### WHAT IS EXPECTED
Copy out each line below verbatim, skipping any picture.
### DATASET EXCERPTS
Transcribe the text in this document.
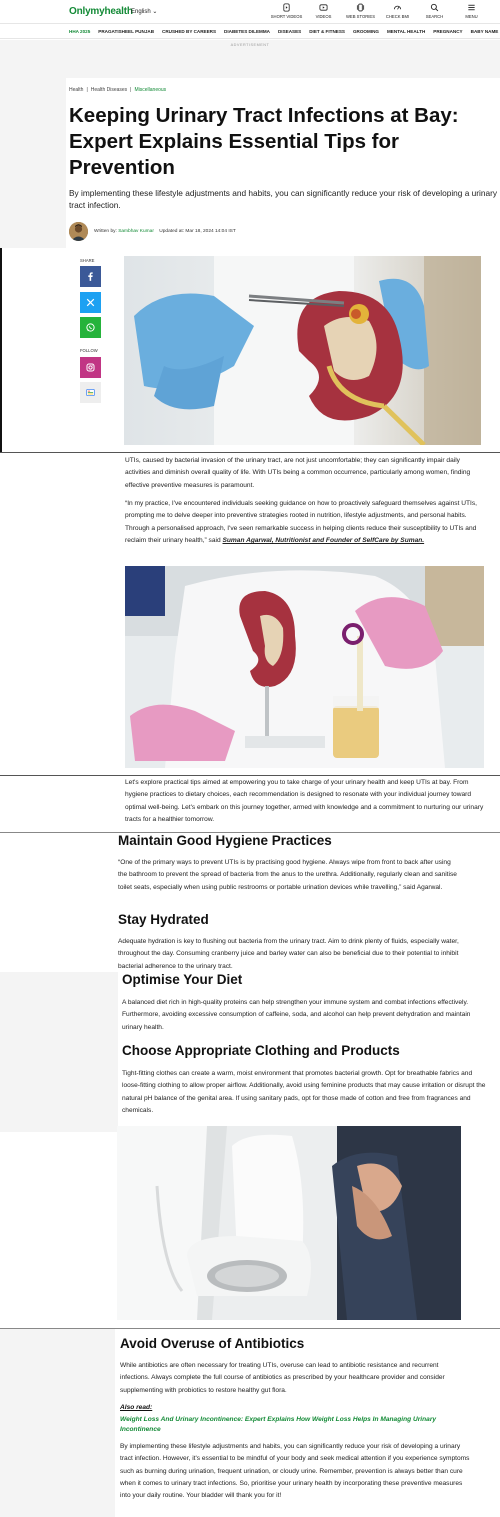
Onlymyhealth
English ⌄
SHORT VIDEOS	VIDEOS	WEB STORIES	CHECK BMI	SEARCH	MENU
HHA 2025 PRAGATISHEEL PUNJAB CRUSHED BY CAREERS DIABETES DILEMMA DISEASES DIET & FITNESS GROOMING MENTAL HEALTH PREGNANCY BABY NAME
ADVERTISEMENT
Health | Health Diseases | Miscellaneous
Keeping Urinary Tract Infections at Bay: Expert Explains Essential Tips for Prevention

By implementing these lifestyle adjustments and habits, you can significantly reduce your risk of developing a urinary tract infection.

Written by: Sambhav Kumar Updated at: Mar 18, 2024 14:04 IST
SHARE
FOLLOW

UTIs, caused by bacterial invasion of the urinary tract, are not just uncomfortable; they can significantly impair daily activities and diminish overall quality of life. With UTIs being a common occurrence, particularly among women, finding effective preventive measures is paramount.

“In my practice, I've encountered individuals seeking guidance on how to proactively safeguard themselves against UTIs, prompting me to delve deeper into preventive strategies rooted in nutrition, lifestyle adjustments, and personal habits. Through a personalised approach, I've seen remarkable success in helping clients reduce their susceptibility to UTIs and reclaim their urinary health,” said Suman Agarwal, Nutritionist and Founder of SelfCare by Suman.

Let's explore practical tips aimed at empowering you to take charge of your urinary health and keep UTIs at bay. From hygiene practices to dietary choices, each recommendation is designed to resonate with your individual journey toward optimal well-being. Let's embark on this journey together, armed with knowledge and a commitment to nurturing our urinary tracts for a healthier tomorrow.

Maintain Good Hygiene Practices

“One of the primary ways to prevent UTIs is by practising good hygiene. Always wipe from front to back after using the bathroom to prevent the spread of bacteria from the anus to the urethra. Additionally, regularly clean and sanitise toilet seats, especially when using public restrooms or portable urination devices while travelling,” said Agarwal.

Stay Hydrated

Adequate hydration is key to flushing out bacteria from the urinary tract. Aim to drink plenty of fluids, especially water, throughout the day. Consuming cranberry juice and barley water can also be beneficial due to their potential to inhibit bacterial adherence to the urinary tract.

Optimise Your Diet

A balanced diet rich in high-quality proteins can help strengthen your immune system and combat infections effectively. Furthermore, avoiding excessive consumption of caffeine, soda, and alcohol can help prevent dehydration and maintain urinary health.

Choose Appropriate Clothing and Products

Tight-fitting clothes can create a warm, moist environment that promotes bacterial growth. Opt for breathable fabrics and loose-fitting clothing to allow proper airflow. Additionally, avoid using feminine products that may cause irritation or disrupt the natural pH balance of the genital area. If using sanitary pads, opt for those made of cotton and free from fragrances and chemicals.

Avoid Overuse of Antibiotics

While antibiotics are often necessary for treating UTIs, overuse can lead to antibiotic resistance and recurrent infections. Always complete the full course of antibiotics as prescribed by your healthcare provider and consider supplementing with probiotics to restore healthy gut flora.

Also read:
Weight Loss And Urinary Incontinence: Expert Explains How Weight Loss Helps In Managing Urinary Incontinence

By implementing these lifestyle adjustments and habits, you can significantly reduce your risk of developing a urinary tract infection. However, it's essential to be mindful of your body and seek medical attention if you experience symptoms such as burning during urination, frequent urination, or cloudy urine. Remember, prevention is always better than cure when it comes to urinary tract infections. So, prioritise your urinary health by incorporating these preventive measures into your daily routine. Your bladder will thank you for it!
######
### PROBLEM SOLUTION
Transcribe the text in this document.
Onlymyhealth
English ⌄
SHORT VIDEOS	VIDEOS	WEB STORIES	CHECK BMI	SEARCH	MENU
HHA 2025 PRAGATISHEEL PUNJAB CRUSHED BY CAREERS DIABETES DILEMMA DISEASES DIET & FITNESS GROOMING MENTAL HEALTH PREGNANCY BABY NAME
ADVERTISEMENT
Health | Health Diseases | Miscellaneous
Keeping Urinary Tract Infections at Bay: Expert Explains Essential Tips for Prevention

By implementing these lifestyle adjustments and habits, you can significantly reduce your risk of developing a urinary tract infection.

Written by: Sambhav Kumar Updated at: Mar 18, 2024 14:04 IST
SHARE
FOLLOW

UTIs, caused by bacterial invasion of the urinary tract, are not just uncomfortable; they can significantly impair daily activities and diminish overall quality of life. With UTIs being a common occurrence, particularly among women, finding effective preventive measures is paramount.

“In my practice, I've encountered individuals seeking guidance on how to proactively safeguard themselves against UTIs, prompting me to delve deeper into preventive strategies rooted in nutrition, lifestyle adjustments, and personal habits. Through a personalised approach, I've seen remarkable success in helping clients reduce their susceptibility to UTIs and reclaim their urinary health,” said Suman Agarwal, Nutritionist and Founder of SelfCare by Suman.

Let's explore practical tips aimed at empowering you to take charge of your urinary health and keep UTIs at bay. From hygiene practices to dietary choices, each recommendation is designed to resonate with your individual journey toward optimal well-being. Let's embark on this journey together, armed with knowledge and a commitment to nurturing our urinary tracts for a healthier tomorrow.

Maintain Good Hygiene Practices

“One of the primary ways to prevent UTIs is by practising good hygiene. Always wipe from front to back after using the bathroom to prevent the spread of bacteria from the anus to the urethra. Additionally, regularly clean and sanitise toilet seats, especially when using public restrooms or portable urination devices while travelling,” said Agarwal.

Stay Hydrated

Adequate hydration is key to flushing out bacteria from the urinary tract. Aim to drink plenty of fluids, especially water, throughout the day. Consuming cranberry juice and barley water can also be beneficial due to their potential to inhibit bacterial adherence to the urinary tract.

Optimise Your Diet

A balanced diet rich in high-quality proteins can help strengthen your immune system and combat infections effectively. Furthermore, avoiding excessive consumption of caffeine, soda, and alcohol can help prevent dehydration and maintain urinary health.

Choose Appropriate Clothing and Products

Tight-fitting clothes can create a warm, moist environment that promotes bacterial growth. Opt for breathable fabrics and loose-fitting clothing to allow proper airflow. Additionally, avoid using feminine products that may cause irritation or disrupt the natural pH balance of the genital area. If using sanitary pads, opt for those made of cotton and free from fragrances and chemicals.

Avoid Overuse of Antibiotics

While antibiotics are often necessary for treating UTIs, overuse can lead to antibiotic resistance and recurrent infections. Always complete the full course of antibiotics as prescribed by your healthcare provider and consider supplementing with probiotics to restore healthy gut flora.

Also read:
Weight Loss And Urinary Incontinence: Expert Explains How Weight Loss Helps In Managing Urinary Incontinence

By implementing these lifestyle adjustments and habits, you can significantly reduce your risk of developing a urinary tract infection. However, it's essential to be mindful of your body and seek medical attention if you experience symptoms such as burning during urination, frequent urination, or cloudy urine. Remember, prevention is always better than cure when it comes to urinary tract infections. So, prioritise your urinary health by incorporating these preventive measures into your daily routine. Your bladder will thank you for it!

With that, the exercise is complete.